• [Aufgabe 1]: Schreib aus der Auflistung die Zeilen unverändert ab, beginnend mit der Zeile, die "- toc-entry-73-line-1: [118, 105, 678, 152]" enthält, bis einschließlich der Zeile, die "- dot-leader: [177, 671, 660, 716]" enthält.

• [Dokument]:
++++++++
Sehr geehrter Herr Madsen,
sehr geehrter Herr Behrendt,
meine sehr geehrten Damen und Herren,
150 Jahre, sechshundertfünfzig Gäste, sieben Meere es sind große Zahlen, die über der heutigen Jubiläumsveranstaltung schweben. Wie die Seevögel draußen, auch wenn deren Sinn für die maritime Wirtschaft wahrscheinlich auf das Fischen beschränkt ist.
Aber Herr Madsen hat ja zu Beginn seiner Rede nicht von ungefähr auf das Jahr 1867 angespielt, als der Germanische Lloyd gegründet wurde drei Jahre nach Det Norske Veritas. Schon im Jahr davor war in Altona dieses Gebäude, in dem wir uns befinden, erstmals fertiggestellt worden und das hatte mit der alten Konkurrenz zwischen den Nachbarstädten Altona und Hamburg zu tun. In einer Zeit, in der auch schon der maritime Welthandel die Nationen bewegte die trotzdem nicht vergaßen, die Weltmeere als Nahrungsquelle zu nutzen. Von daher ist es sehr passend, dass diese bedeutende Jubiläumsfeier in einer Fischauktionshalle, und zwar dieser sehr schönen, begangen wird.
Ich freue mich sehr, hier bei Ihnen zu sein, und will gern etwas zur Bedeutung der maritimen Wirtschaft in und für Hamburg und seine Metropolregion sagen. Dass die maritimen Headquarters der DNV GL Group hier in unserer Stadt sind und bleiben, ist von hoher Bedeutung für die 1.600 damit verbundenen Arbeitsplätze und weit darüber hinaus für die Wirtschaft der Region.
Nicht weniger freut es mich, dass der Unternehmenschef in seiner Rede wie auch in Interviews aus jüngerer Zeit den Aspekt der Nachhaltigkeit so ausdrücklich hervorhebt. Zwar liegt es in der Natur der Sache, dass ein Prüf- und Zertifizierungsunternehmen sich um die Sicherheit und Seetüchtigkeit von Tankern und Schiffen aller anderen Art kümmert. Aber richtig ist darüber hinaus, dass auf verschmutzten, verölten, übrigens auch: überfischten Weltmeeren, in einigen Regionen, dass darauf gar keine Zukunft liegen, oder schwimmen kann. Dass es deshalb ganz wichtig ist, Themen wie Energieeffizienz und saubere, sparsame Antriebe im Blick zu haben.
++++++++
• [Bereitgestellte Angaben]:
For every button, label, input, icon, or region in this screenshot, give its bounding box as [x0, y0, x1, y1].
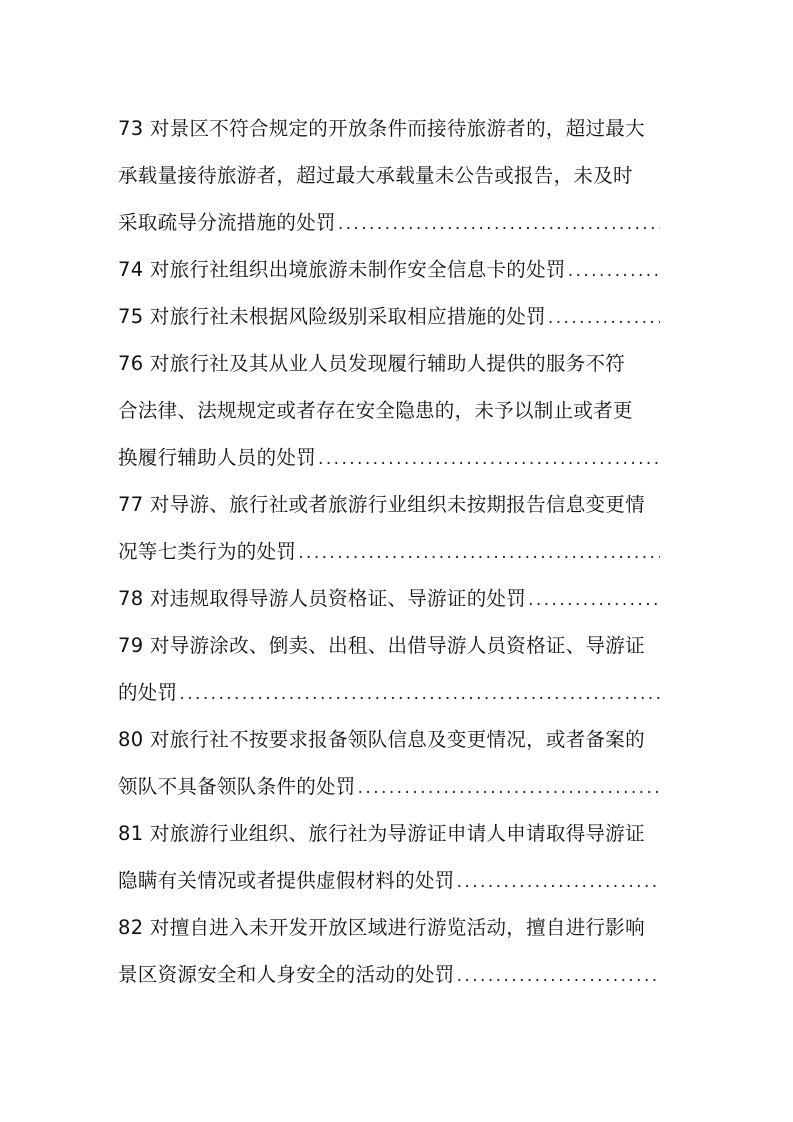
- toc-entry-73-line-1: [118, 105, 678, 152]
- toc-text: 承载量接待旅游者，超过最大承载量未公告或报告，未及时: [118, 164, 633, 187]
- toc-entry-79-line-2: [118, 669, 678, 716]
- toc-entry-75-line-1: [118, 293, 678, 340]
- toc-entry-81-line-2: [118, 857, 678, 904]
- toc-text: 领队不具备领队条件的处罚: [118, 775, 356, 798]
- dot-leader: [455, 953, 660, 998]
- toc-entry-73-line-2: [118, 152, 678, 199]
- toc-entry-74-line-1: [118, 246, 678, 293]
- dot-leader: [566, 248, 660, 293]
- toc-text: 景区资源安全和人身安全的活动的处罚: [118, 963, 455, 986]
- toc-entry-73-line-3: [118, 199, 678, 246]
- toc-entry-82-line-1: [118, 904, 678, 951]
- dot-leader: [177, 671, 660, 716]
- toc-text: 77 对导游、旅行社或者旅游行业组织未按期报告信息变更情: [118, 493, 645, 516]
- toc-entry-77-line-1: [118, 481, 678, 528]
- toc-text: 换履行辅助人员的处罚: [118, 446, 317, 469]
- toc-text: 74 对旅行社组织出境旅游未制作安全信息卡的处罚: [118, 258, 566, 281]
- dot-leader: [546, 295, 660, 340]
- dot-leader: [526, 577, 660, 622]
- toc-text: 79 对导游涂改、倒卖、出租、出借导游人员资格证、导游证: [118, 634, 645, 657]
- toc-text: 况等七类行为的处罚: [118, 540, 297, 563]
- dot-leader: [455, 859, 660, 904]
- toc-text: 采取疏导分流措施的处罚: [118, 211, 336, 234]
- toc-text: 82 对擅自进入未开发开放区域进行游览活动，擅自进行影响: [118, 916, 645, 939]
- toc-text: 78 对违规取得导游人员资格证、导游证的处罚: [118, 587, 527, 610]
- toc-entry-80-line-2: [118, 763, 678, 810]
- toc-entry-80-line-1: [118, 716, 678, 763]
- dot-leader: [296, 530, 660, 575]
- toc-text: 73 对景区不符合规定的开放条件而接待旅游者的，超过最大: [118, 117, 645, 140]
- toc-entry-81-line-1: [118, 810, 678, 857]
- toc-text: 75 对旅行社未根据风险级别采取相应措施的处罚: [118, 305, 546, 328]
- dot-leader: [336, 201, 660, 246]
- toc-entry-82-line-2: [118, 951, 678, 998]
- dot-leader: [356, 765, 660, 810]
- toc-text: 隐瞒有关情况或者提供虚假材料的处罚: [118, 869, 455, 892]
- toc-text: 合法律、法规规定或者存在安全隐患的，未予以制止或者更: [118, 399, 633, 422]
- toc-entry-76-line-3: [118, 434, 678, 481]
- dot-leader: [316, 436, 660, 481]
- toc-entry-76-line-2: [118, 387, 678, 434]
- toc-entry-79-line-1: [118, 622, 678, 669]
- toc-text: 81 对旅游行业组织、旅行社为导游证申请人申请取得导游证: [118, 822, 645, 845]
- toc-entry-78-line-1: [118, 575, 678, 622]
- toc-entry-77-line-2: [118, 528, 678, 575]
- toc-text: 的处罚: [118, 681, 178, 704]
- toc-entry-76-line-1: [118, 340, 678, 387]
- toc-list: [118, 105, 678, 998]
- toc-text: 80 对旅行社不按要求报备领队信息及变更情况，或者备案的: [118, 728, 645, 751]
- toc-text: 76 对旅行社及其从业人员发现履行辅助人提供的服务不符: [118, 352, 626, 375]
++++++++
• [Aufgabe 2]: Gib den Abschnitt der Rede von den Worten "Nicht weniger freut" bis zu den Worten "Blick zu haben." wieder und ersetze darin "Tankern" durch "Frachtern".

• [Vollständige Antwort 1]:
- toc-entry-73-line-1: [118, 105, 678, 152]
- toc-text: 承载量接待旅游者，超过最大承载量未公告或报告，未及时: [118, 164, 633, 187]
- toc-entry-79-line-2: [118, 669, 678, 716]
- toc-entry-75-line-1: [118, 293, 678, 340]
- toc-entry-81-line-2: [118, 857, 678, 904]
- toc-text: 领队不具备领队条件的处罚: [118, 775, 356, 798]
- dot-leader: [455, 953, 660, 998]
- toc-entry-73-line-2: [118, 152, 678, 199]
- toc-entry-74-line-1: [118, 246, 678, 293]
- dot-leader: [566, 248, 660, 293]
- toc-text: 景区资源安全和人身安全的活动的处罚: [118, 963, 455, 986]
- toc-entry-73-line-3: [118, 199, 678, 246]
- toc-entry-82-line-1: [118, 904, 678, 951]
- dot-leader: [177, 671, 660, 716]

• [Vollständige Antwort 2]:
Nicht weniger freut es mich, dass der Unternehmenschef in seiner Rede wie auch in Interviews aus jüngerer Zeit den Aspekt der Nachhaltigkeit so ausdrücklich hervorhebt. Zwar liegt es in der Natur der Sache, dass ein Prüf- und Zertifizierungsunternehmen sich um die Sicherheit und Seetüchtigkeit von Frachtern und Schiffen aller anderen Art kümmert. Aber richtig ist darüber hinaus, dass auf verschmutzten, verölten, übrigens auch: überfischten Weltmeeren, in einigen Regionen, dass darauf gar keine Zukunft liegen, oder schwimmen kann. Dass es deshalb ganz wichtig ist, Themen wie Energieeffizienz und saubere, sparsame Antriebe im Blick zu haben.